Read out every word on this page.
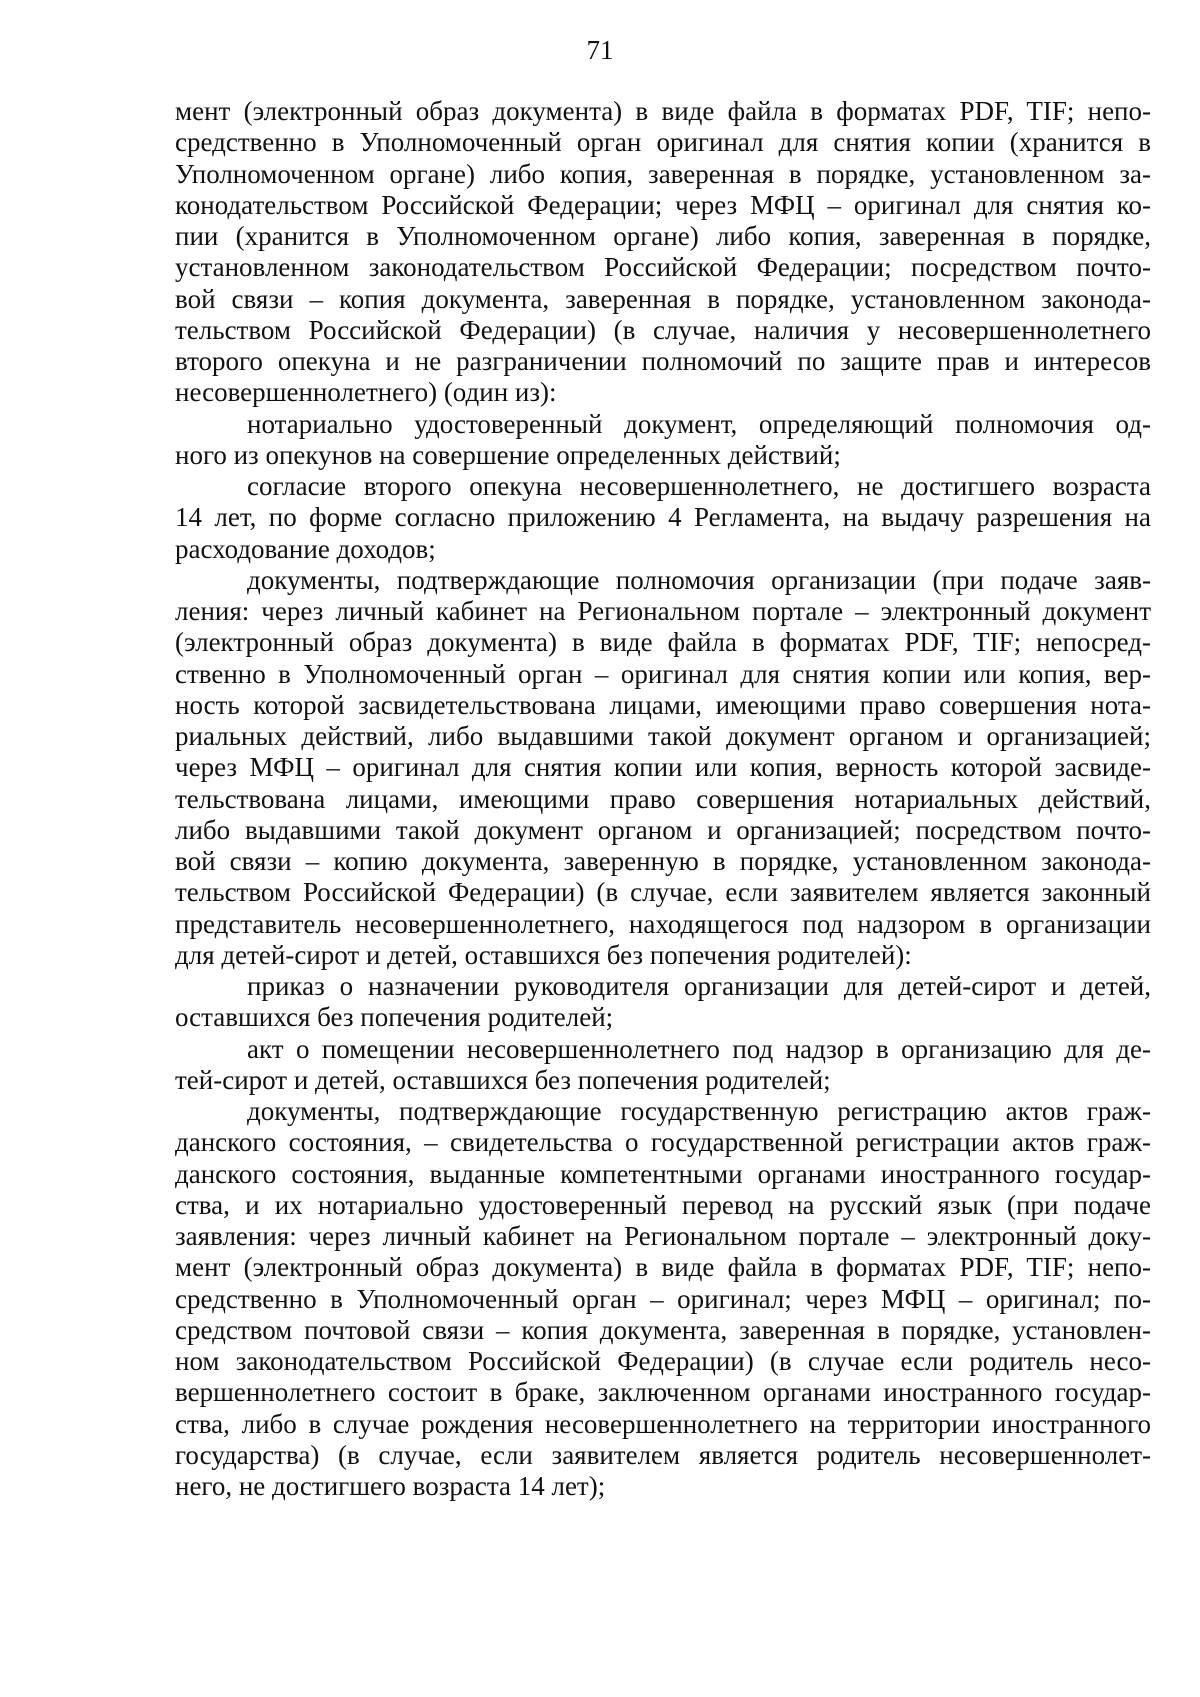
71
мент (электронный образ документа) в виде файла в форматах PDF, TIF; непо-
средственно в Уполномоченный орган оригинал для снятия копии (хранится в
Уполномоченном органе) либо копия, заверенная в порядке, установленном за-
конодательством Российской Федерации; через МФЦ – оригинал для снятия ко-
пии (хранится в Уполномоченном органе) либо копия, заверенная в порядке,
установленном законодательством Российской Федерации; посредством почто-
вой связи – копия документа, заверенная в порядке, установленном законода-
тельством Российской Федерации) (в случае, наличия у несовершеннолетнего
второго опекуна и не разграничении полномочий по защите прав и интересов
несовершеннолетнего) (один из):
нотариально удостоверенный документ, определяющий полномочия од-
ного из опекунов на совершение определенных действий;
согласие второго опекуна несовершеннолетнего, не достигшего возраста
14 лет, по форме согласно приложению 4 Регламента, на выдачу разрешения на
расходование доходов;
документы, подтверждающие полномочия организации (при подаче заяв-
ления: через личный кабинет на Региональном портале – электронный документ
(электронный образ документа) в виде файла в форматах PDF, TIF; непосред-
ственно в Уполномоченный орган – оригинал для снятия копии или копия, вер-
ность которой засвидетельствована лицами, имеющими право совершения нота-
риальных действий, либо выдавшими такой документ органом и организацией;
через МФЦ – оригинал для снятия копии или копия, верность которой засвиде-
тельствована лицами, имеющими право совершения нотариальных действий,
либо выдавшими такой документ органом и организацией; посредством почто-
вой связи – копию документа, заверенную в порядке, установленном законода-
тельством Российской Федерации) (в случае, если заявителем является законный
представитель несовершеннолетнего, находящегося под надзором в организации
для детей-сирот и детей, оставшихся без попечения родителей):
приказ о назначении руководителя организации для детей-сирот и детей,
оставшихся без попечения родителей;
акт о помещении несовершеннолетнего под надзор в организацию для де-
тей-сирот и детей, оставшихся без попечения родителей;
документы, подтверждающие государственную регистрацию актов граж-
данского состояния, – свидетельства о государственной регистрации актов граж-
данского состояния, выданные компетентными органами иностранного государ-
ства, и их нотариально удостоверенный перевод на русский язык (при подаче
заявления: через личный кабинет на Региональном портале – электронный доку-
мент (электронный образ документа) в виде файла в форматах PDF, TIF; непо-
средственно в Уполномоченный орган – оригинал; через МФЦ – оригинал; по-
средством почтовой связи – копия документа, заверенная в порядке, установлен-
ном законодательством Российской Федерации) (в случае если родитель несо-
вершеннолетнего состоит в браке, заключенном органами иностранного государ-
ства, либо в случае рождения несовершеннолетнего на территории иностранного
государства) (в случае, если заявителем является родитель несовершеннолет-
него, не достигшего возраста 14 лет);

* * *

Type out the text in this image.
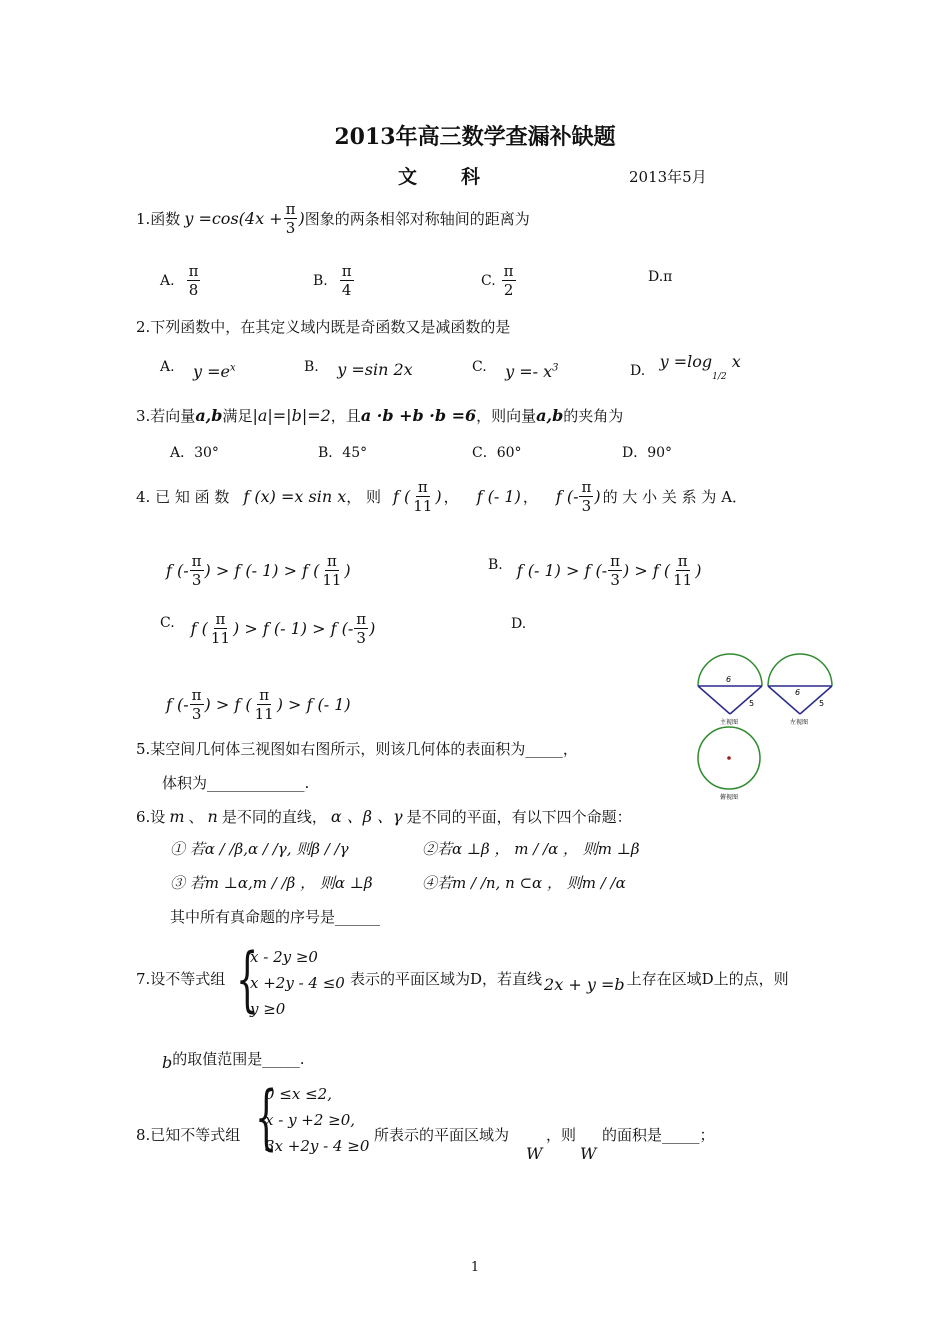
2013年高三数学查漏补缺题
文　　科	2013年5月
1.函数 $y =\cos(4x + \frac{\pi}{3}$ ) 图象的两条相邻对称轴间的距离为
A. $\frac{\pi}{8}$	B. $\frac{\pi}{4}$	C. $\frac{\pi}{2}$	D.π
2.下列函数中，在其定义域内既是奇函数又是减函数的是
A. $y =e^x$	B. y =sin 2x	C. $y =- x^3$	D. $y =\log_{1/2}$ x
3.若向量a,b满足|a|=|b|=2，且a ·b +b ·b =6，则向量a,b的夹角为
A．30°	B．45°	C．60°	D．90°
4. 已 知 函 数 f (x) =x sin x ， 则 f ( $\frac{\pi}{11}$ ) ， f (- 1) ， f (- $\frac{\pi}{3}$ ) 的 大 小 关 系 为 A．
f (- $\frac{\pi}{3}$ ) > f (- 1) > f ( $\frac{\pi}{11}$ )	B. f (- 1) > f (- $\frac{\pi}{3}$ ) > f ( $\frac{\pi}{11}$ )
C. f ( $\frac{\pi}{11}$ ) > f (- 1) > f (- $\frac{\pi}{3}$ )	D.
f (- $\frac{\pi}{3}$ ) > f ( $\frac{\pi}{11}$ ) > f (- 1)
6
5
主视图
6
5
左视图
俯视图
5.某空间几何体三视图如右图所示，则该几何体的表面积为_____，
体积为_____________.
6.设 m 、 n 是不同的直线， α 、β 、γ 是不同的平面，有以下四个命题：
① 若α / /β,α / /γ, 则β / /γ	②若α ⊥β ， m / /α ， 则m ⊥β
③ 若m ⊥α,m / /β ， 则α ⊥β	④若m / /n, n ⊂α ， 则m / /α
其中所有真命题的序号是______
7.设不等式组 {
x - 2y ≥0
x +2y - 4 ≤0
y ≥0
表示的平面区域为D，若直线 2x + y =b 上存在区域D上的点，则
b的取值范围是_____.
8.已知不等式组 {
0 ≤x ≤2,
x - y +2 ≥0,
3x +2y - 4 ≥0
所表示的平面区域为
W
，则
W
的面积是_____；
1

» TASK DIRECTIONS
Some lines of the records may hold the word "полномочия". How many do? Answer with a number and nothing else.

» ANSWER IN FULL
2